__Task to complete__: Your task is to reproduce the entries below word for word.

*** Records provided

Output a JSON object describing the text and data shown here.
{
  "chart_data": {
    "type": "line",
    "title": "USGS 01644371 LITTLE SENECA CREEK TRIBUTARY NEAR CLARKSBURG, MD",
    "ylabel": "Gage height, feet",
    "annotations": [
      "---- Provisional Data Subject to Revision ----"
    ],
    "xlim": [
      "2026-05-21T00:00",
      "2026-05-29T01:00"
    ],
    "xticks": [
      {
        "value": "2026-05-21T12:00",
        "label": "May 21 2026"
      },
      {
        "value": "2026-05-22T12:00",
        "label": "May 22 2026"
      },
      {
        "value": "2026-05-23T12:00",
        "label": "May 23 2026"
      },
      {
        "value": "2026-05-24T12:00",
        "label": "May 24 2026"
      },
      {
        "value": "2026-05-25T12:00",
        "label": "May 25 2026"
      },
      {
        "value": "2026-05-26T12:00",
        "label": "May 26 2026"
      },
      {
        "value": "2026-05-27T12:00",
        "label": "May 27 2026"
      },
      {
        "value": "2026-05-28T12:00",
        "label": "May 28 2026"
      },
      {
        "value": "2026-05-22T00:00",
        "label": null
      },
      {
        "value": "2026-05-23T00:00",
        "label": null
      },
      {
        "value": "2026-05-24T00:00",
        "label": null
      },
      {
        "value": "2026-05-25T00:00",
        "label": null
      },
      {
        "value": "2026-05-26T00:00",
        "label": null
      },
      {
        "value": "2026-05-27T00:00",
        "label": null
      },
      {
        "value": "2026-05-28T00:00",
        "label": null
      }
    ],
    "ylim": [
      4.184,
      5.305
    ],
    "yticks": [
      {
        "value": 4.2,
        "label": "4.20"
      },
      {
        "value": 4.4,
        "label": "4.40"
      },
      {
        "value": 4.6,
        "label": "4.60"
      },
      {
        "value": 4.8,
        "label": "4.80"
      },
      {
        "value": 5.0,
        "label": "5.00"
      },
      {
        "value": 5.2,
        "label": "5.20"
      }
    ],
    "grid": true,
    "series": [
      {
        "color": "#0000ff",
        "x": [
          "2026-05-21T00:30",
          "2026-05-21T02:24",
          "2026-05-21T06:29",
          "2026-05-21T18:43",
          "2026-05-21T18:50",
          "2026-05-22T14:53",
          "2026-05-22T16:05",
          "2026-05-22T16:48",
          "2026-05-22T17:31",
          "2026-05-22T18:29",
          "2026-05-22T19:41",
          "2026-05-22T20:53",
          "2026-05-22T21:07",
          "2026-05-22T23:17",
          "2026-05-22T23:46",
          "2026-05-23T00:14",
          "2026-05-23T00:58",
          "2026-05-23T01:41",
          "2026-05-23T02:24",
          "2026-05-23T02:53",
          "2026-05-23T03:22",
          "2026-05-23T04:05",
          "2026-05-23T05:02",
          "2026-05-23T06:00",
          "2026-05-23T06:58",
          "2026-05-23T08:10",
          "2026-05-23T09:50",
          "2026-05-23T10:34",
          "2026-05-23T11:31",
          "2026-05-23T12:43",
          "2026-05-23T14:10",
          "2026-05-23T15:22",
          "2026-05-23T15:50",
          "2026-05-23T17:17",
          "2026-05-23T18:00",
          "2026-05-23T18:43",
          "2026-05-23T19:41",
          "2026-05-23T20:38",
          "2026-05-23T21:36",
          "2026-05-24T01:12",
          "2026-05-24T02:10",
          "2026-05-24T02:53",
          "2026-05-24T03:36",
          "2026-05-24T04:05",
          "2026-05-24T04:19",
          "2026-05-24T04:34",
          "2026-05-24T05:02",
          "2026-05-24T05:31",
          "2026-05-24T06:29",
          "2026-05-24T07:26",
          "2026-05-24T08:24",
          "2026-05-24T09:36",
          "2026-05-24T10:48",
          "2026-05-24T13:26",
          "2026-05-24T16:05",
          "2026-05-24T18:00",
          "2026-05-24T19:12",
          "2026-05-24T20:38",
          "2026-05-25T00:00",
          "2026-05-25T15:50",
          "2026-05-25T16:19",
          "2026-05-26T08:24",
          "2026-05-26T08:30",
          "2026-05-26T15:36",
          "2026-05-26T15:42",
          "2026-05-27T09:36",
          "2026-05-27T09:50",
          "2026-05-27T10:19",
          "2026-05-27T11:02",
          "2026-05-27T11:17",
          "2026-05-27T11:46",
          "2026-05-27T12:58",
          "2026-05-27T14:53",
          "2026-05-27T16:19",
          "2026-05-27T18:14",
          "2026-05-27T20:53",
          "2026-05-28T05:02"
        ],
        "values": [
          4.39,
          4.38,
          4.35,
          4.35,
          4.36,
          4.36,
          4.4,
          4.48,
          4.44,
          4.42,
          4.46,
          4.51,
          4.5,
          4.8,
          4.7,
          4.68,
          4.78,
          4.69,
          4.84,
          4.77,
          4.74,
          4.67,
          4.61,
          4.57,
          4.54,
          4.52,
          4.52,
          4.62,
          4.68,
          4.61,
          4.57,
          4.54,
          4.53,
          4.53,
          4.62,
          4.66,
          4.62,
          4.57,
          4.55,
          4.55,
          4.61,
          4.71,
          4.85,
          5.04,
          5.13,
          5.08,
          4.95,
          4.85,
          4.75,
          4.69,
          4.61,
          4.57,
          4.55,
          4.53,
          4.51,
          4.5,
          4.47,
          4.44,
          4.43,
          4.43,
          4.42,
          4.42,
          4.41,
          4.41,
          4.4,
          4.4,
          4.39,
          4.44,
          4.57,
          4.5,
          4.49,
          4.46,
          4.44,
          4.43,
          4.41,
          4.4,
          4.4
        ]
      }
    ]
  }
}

******

__Solution to the exercise__:
Output a JSON object describing the text and data shown here.
{
  "chart_data": {
    "type": "line",
    "title": "USGS 01644371 LITTLE SENECA CREEK TRIBUTARY NEAR CLARKSBURG, MD",
    "ylabel": "Gage height, feet",
    "annotations": [
      "---- Provisional Data Subject to Revision ----"
    ],
    "xlim": [
      "2026-05-21T00:00",
      "2026-05-29T01:00"
    ],
    "xticks": [
      {
        "value": "2026-05-21T12:00",
        "label": "May 21 2026"
      },
      {
        "value": "2026-05-22T12:00",
        "label": "May 22 2026"
      },
      {
        "value": "2026-05-23T12:00",
        "label": "May 23 2026"
      },
      {
        "value": "2026-05-24T12:00",
        "label": "May 24 2026"
      },
      {
        "value": "2026-05-25T12:00",
        "label": "May 25 2026"
      },
      {
        "value": "2026-05-26T12:00",
        "label": "May 26 2026"
      },
      {
        "value": "2026-05-27T12:00",
        "label": "May 27 2026"
      },
      {
        "value": "2026-05-28T12:00",
        "label": "May 28 2026"
      },
      {
        "value": "2026-05-22T00:00",
        "label": null
      },
      {
        "value": "2026-05-23T00:00",
        "label": null
      },
      {
        "value": "2026-05-24T00:00",
        "label": null
      },
      {
        "value": "2026-05-25T00:00",
        "label": null
      },
      {
        "value": "2026-05-26T00:00",
        "label": null
      },
      {
        "value": "2026-05-27T00:00",
        "label": null
      },
      {
        "value": "2026-05-28T00:00",
        "label": null
      }
    ],
    "ylim": [
      4.184,
      5.305
    ],
    "yticks": [
      {
        "value": 4.2,
        "label": "4.20"
      },
      {
        "value": 4.4,
        "label": "4.40"
      },
      {
        "value": 4.6,
        "label": "4.60"
      },
      {
        "value": 4.8,
        "label": "4.80"
      },
      {
        "value": 5.0,
        "label": "5.00"
      },
      {
        "value": 5.2,
        "label": "5.20"
      }
    ],
    "grid": true,
    "series": [
      {
        "color": "#0000ff",
        "x": [
          "2026-05-21T00:30",
          "2026-05-21T02:24",
          "2026-05-21T06:29",
          "2026-05-21T18:43",
          "2026-05-21T18:50",
          "2026-05-22T14:53",
          "2026-05-22T16:05",
          "2026-05-22T16:48",
          "2026-05-22T17:31",
          "2026-05-22T18:29",
          "2026-05-22T19:41",
          "2026-05-22T20:53",
          "2026-05-22T21:07",
          "2026-05-22T23:17",
          "2026-05-22T23:46",
          "2026-05-23T00:14",
          "2026-05-23T00:58",
          "2026-05-23T01:41",
          "2026-05-23T02:24",
          "2026-05-23T02:53",
          "2026-05-23T03:22",
          "2026-05-23T04:05",
          "2026-05-23T05:02",
          "2026-05-23T06:00",
          "2026-05-23T06:58",
          "2026-05-23T08:10",
          "2026-05-23T09:50",
          "2026-05-23T10:34",
          "2026-05-23T11:31",
          "2026-05-23T12:43",
          "2026-05-23T14:10",
          "2026-05-23T15:22",
          "2026-05-23T15:50",
          "2026-05-23T17:17",
          "2026-05-23T18:00",
          "2026-05-23T18:43",
          "2026-05-23T19:41",
          "2026-05-23T20:38",
          "2026-05-23T21:36",
          "2026-05-24T01:12",
          "2026-05-24T02:10",
          "2026-05-24T02:53",
          "2026-05-24T03:36",
          "2026-05-24T04:05",
          "2026-05-24T04:19",
          "2026-05-24T04:34",
          "2026-05-24T05:02",
          "2026-05-24T05:31",
          "2026-05-24T06:29",
          "2026-05-24T07:26",
          "2026-05-24T08:24",
          "2026-05-24T09:36",
          "2026-05-24T10:48",
          "2026-05-24T13:26",
          "2026-05-24T16:05",
          "2026-05-24T18:00",
          "2026-05-24T19:12",
          "2026-05-24T20:38",
          "2026-05-25T00:00",
          "2026-05-25T15:50",
          "2026-05-25T16:19",
          "2026-05-26T08:24",
          "2026-05-26T08:30",
          "2026-05-26T15:36",
          "2026-05-26T15:42",
          "2026-05-27T09:36",
          "2026-05-27T09:50",
          "2026-05-27T10:19",
          "2026-05-27T11:02",
          "2026-05-27T11:17",
          "2026-05-27T11:46",
          "2026-05-27T12:58",
          "2026-05-27T14:53",
          "2026-05-27T16:19",
          "2026-05-27T18:14",
          "2026-05-27T20:53",
          "2026-05-28T05:02"
        ],
        "values": [
          4.39,
          4.38,
          4.35,
          4.35,
          4.36,
          4.36,
          4.4,
          4.48,
          4.44,
          4.42,
          4.46,
          4.51,
          4.5,
          4.8,
          4.7,
          4.68,
          4.78,
          4.69,
          4.84,
          4.77,
          4.74,
          4.67,
          4.61,
          4.57,
          4.54,
          4.52,
          4.52,
          4.62,
          4.68,
          4.61,
          4.57,
          4.54,
          4.53,
          4.53,
          4.62,
          4.66,
          4.62,
          4.57,
          4.55,
          4.55,
          4.61,
          4.71,
          4.85,
          5.04,
          5.13,
          5.08,
          4.95,
          4.85,
          4.75,
          4.69,
          4.61,
          4.57,
          4.55,
          4.53,
          4.51,
          4.5,
          4.47,
          4.44,
          4.43,
          4.43,
          4.42,
          4.42,
          4.41,
          4.41,
          4.4,
          4.4,
          4.39,
          4.44,
          4.57,
          4.5,
          4.49,
          4.46,
          4.44,
          4.43,
          4.41,
          4.4,
          4.4
        ]
      }
    ]
  }
}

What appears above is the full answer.